- _Required work_
The records below are to be copied word for word, with every picture left out.

- _Data for this task_
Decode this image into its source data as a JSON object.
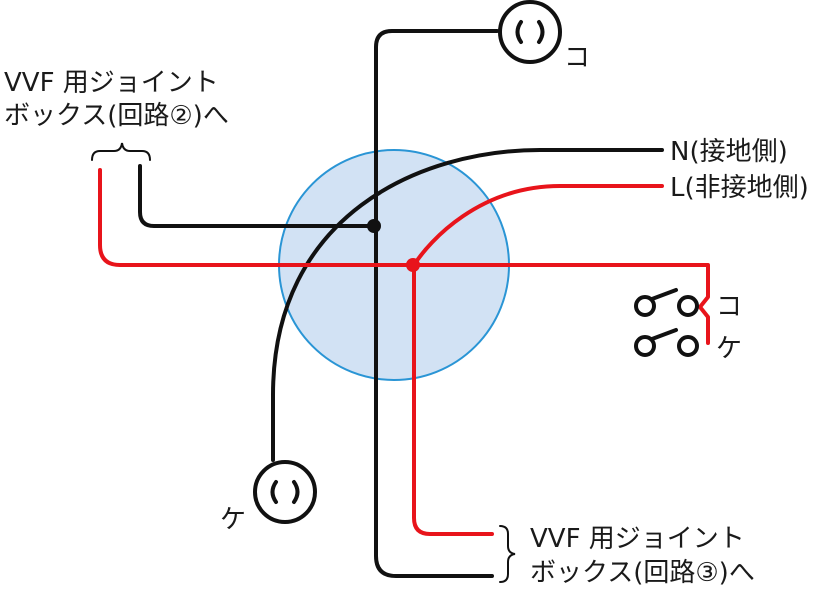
{
  "labels": {
    "top_left_line1": "VVF 用ジョイント",
    "top_left_line2": "ボックス(回路②)へ",
    "bottom_right_line1": "VVF 用ジョイント",
    "bottom_right_line2": "ボックス(回路③)へ",
    "neutral": "N(接地側)",
    "live": "L(非接地側)",
    "outlet_top": "コ",
    "outlet_bottom": "ケ",
    "switch_top": "コ",
    "switch_bottom": "ケ"
  },
  "colors": {
    "neutral_wire": "#111111",
    "live_wire": "#e8141b",
    "junction_box_fill": "#d2e2f4",
    "junction_box_stroke": "#2a95d5"
  }
}
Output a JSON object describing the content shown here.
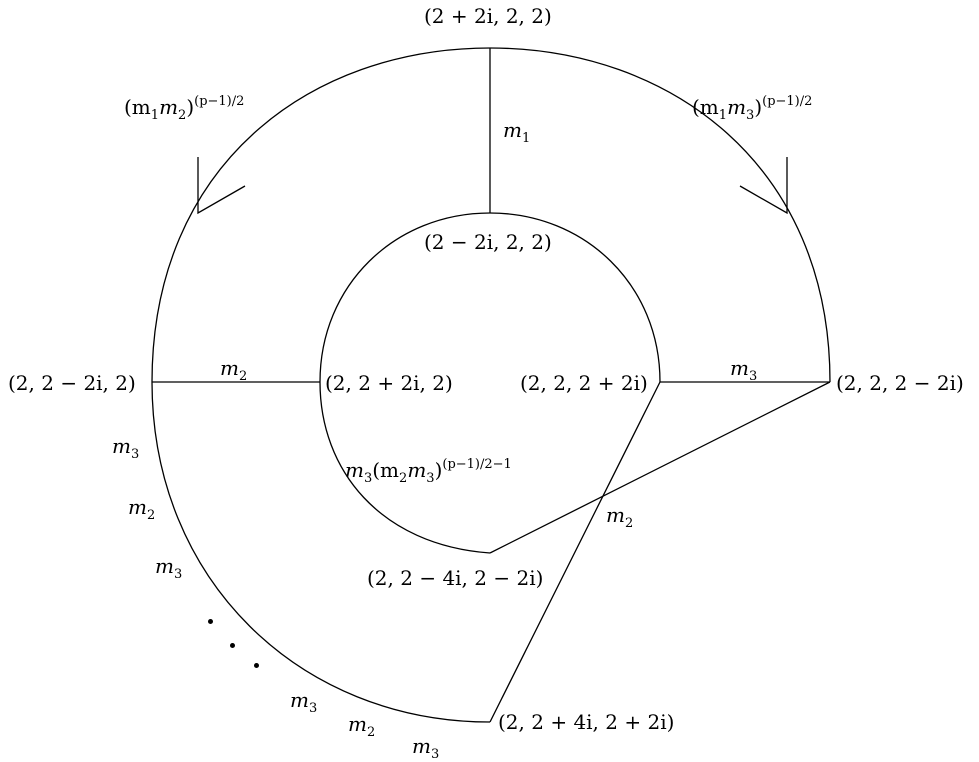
{
  "vertices": {
    "top_outer": "(2 + 2i, 2, 2)",
    "top_inner": "(2 − 2i, 2, 2)",
    "left_outer": "(2, 2 − 2i, 2)",
    "left_inner": "(2, 2 + 2i, 2)",
    "right_inner": "(2, 2, 2 + 2i)",
    "right_outer": "(2, 2, 2 − 2i)",
    "bottom_inner": "(2, 2 − 4i, 2 − 2i)",
    "bottom_outer": "(2, 2 + 4i, 2 + 2i)"
  },
  "edge_labels": {
    "arc_left": {
      "base": "(m",
      "s1": "1",
      "mid": "m",
      "s2": "2",
      "close": ")",
      "exp": "(p−1)/2"
    },
    "arc_right": {
      "base": "(m",
      "s1": "1",
      "mid": "m",
      "s2": "3",
      "close": ")",
      "exp": "(p−1)/2"
    },
    "spoke_top": {
      "base": "m",
      "sub": "1"
    },
    "spoke_left": {
      "base": "m",
      "sub": "2"
    },
    "spoke_right": {
      "base": "m",
      "sub": "3"
    },
    "inner_bottom": {
      "pre": "m",
      "pre_sub": "3",
      "base": "(m",
      "s1": "2",
      "mid": "m",
      "s2": "3",
      "close": ")",
      "exp": "(p−1)/2−1"
    },
    "diag": {
      "base": "m",
      "sub": "2"
    },
    "seq": [
      {
        "base": "m",
        "sub": "3"
      },
      {
        "base": "m",
        "sub": "2"
      },
      {
        "base": "m",
        "sub": "3"
      },
      {
        "base": "m",
        "sub": "3"
      },
      {
        "base": "m",
        "sub": "2"
      },
      {
        "base": "m",
        "sub": "3"
      }
    ]
  },
  "colors": {
    "stroke": "#000000",
    "background": "#ffffff"
  }
}
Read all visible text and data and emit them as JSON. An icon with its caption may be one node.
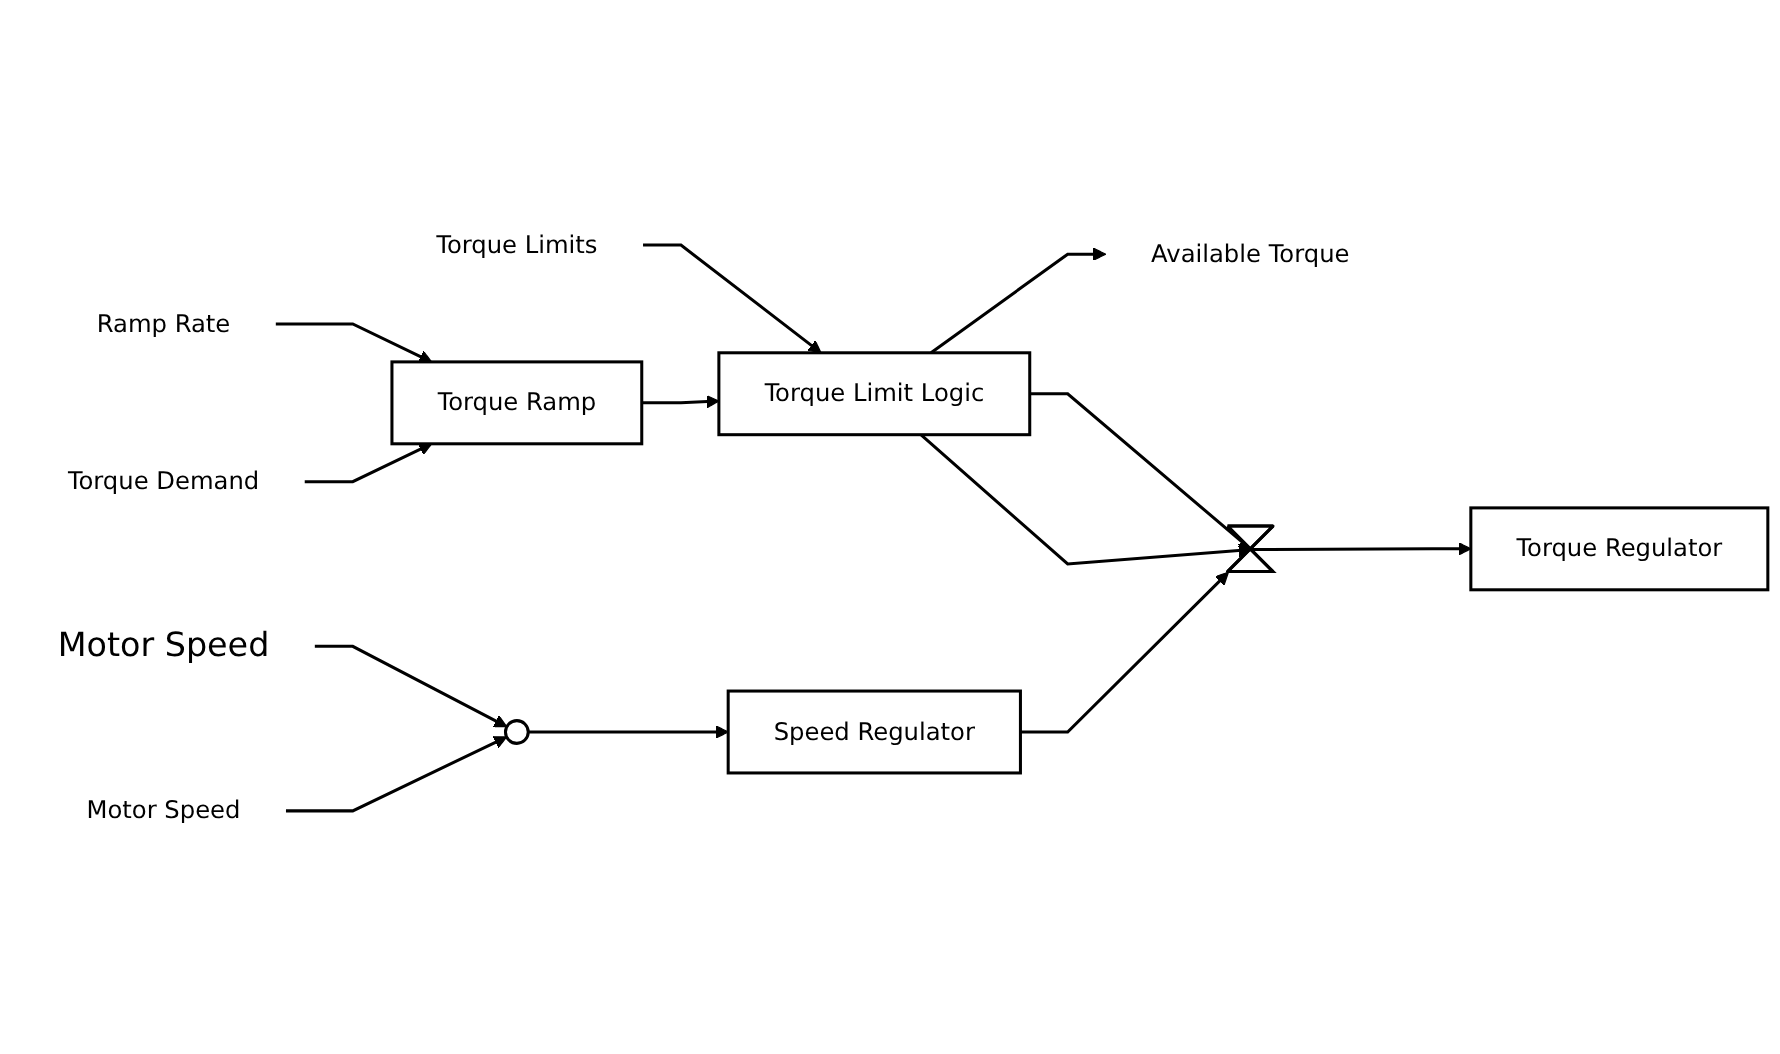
{
  "diagram": {
    "nodes": [
      {
        "text": [
          "Ramp Rate"
        ]
      },
      {
        "text": [
          "Torque Limits"
        ]
      },
      {
        "text": [
          "Torque Demand"
        ]
      },
      {
        "text": [
          "Torque Ramp"
        ]
      },
      {
        "text": [
          "Torque Limit Logic"
        ]
      },
      {
        "text": [
          "Available Torque"
        ]
      },
      {
        "text": [
          "Motor Speed"
        ]
      },
      {
        "text": [],
        "shape": "circle"
      },
      {
        "text": [
          "Speed Regulator"
        ]
      },
      {
        "text": [],
        "shape": "hourglass"
      },
      {
        "text": [
          "Torque Regulator"
        ]
      },
      {
        "text": [
          "Motor Speed"
        ]
      }
    ],
    "edges": [
      {
        "from": 0,
        "to": 3,
        "arrow": "to"
      },
      {
        "from": 1,
        "to": 4,
        "arrow": "to"
      },
      {
        "from": 2,
        "to": 3,
        "arrow": "to"
      },
      {
        "from": 3,
        "to": 4,
        "arrow": "to"
      },
      {
        "from": 4,
        "to": 5,
        "arrow": "to"
      },
      {
        "from": 4,
        "to": 9,
        "arrow": "to"
      },
      {
        "from": 4,
        "to": 9,
        "arrow": "to"
      },
      {
        "from": 6,
        "to": 7,
        "arrow": "to"
      },
      {
        "from": 11,
        "to": 7,
        "arrow": "to"
      },
      {
        "from": 7,
        "to": 8,
        "arrow": "to"
      },
      {
        "from": 8,
        "to": 9,
        "arrow": "to"
      },
      {
        "from": 9,
        "to": 10,
        "arrow": "to"
      }
    ]
  }
}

- _Written response_
Decode this image into its source data as a JSON object.
{
  "labels": {
    "top_left_line1": "VVF 用ジョイント",
    "top_left_line2": "ボックス(回路②)へ",
    "bottom_right_line1": "VVF 用ジョイント",
    "bottom_right_line2": "ボックス(回路③)へ",
    "neutral": "N(接地側)",
    "live": "L(非接地側)",
    "outlet_top": "コ",
    "outlet_bottom": "ケ",
    "switch_top": "コ",
    "switch_bottom": "ケ"
  },
  "colors": {
    "neutral_wire": "#111111",
    "live_wire": "#e8141b",
    "junction_box_fill": "#d2e2f4",
    "junction_box_stroke": "#2a95d5"
  }
}
Output a JSON object describing the content shown here.
{
  "vertices": {
    "top_outer": "(2 + 2i, 2, 2)",
    "top_inner": "(2 − 2i, 2, 2)",
    "left_outer": "(2, 2 − 2i, 2)",
    "left_inner": "(2, 2 + 2i, 2)",
    "right_inner": "(2, 2, 2 + 2i)",
    "right_outer": "(2, 2, 2 − 2i)",
    "bottom_inner": "(2, 2 − 4i, 2 − 2i)",
    "bottom_outer": "(2, 2 + 4i, 2 + 2i)"
  },
  "edge_labels": {
    "arc_left": {
      "base": "(m",
      "s1": "1",
      "mid": "m",
      "s2": "2",
      "close": ")",
      "exp": "(p−1)/2"
    },
    "arc_right": {
      "base": "(m",
      "s1": "1",
      "mid": "m",
      "s2": "3",
      "close": ")",
      "exp": "(p−1)/2"
    },
    "spoke_top": {
      "base": "m",
      "sub": "1"
    },
    "spoke_left": {
      "base": "m",
      "sub": "2"
    },
    "spoke_right": {
      "base": "m",
      "sub": "3"
    },
    "inner_bottom": {
      "pre": "m",
      "pre_sub": "3",
      "base": "(m",
      "s1": "2",
      "mid": "m",
      "s2": "3",
      "close": ")",
      "exp": "(p−1)/2−1"
    },
    "diag": {
      "base": "m",
      "sub": "2"
    },
    "seq": [
      {
        "base": "m",
        "sub": "3"
      },
      {
        "base": "m",
        "sub": "2"
      },
      {
        "base": "m",
        "sub": "3"
      },
      {
        "base": "m",
        "sub": "3"
      },
      {
        "base": "m",
        "sub": "2"
      },
      {
        "base": "m",
        "sub": "3"
      }
    ]
  },
  "colors": {
    "stroke": "#000000",
    "background": "#ffffff"
  }
}
Read all visible text and data and emit them as JSON. An icon with its caption may be one node.
{
  "diagram": {
    "nodes": [
      {
        "text": [
          "Ramp Rate"
        ]
      },
      {
        "text": [
          "Torque Limits"
        ]
      },
      {
        "text": [
          "Torque Demand"
        ]
      },
      {
        "text": [
          "Torque Ramp"
        ]
      },
      {
        "text": [
          "Torque Limit Logic"
        ]
      },
      {
        "text": [
          "Available Torque"
        ]
      },
      {
        "text": [
          "Motor Speed"
        ]
      },
      {
        "text": [],
        "shape": "circle"
      },
      {
        "text": [
          "Speed Regulator"
        ]
      },
      {
        "text": [],
        "shape": "hourglass"
      },
      {
        "text": [
          "Torque Regulator"
        ]
      },
      {
        "text": [
          "Motor Speed"
        ]
      }
    ],
    "edges": [
      {
        "from": 0,
        "to": 3,
        "arrow": "to"
      },
      {
        "from": 1,
        "to": 4,
        "arrow": "to"
      },
      {
        "from": 2,
        "to": 3,
        "arrow": "to"
      },
      {
        "from": 3,
        "to": 4,
        "arrow": "to"
      },
      {
        "from": 4,
        "to": 5,
        "arrow": "to"
      },
      {
        "from": 4,
        "to": 9,
        "arrow": "to"
      },
      {
        "from": 4,
        "to": 9,
        "arrow": "to"
      },
      {
        "from": 6,
        "to": 7,
        "arrow": "to"
      },
      {
        "from": 11,
        "to": 7,
        "arrow": "to"
      },
      {
        "from": 7,
        "to": 8,
        "arrow": "to"
      },
      {
        "from": 8,
        "to": 9,
        "arrow": "to"
      },
      {
        "from": 9,
        "to": 10,
        "arrow": "to"
      }
    ]
  }
}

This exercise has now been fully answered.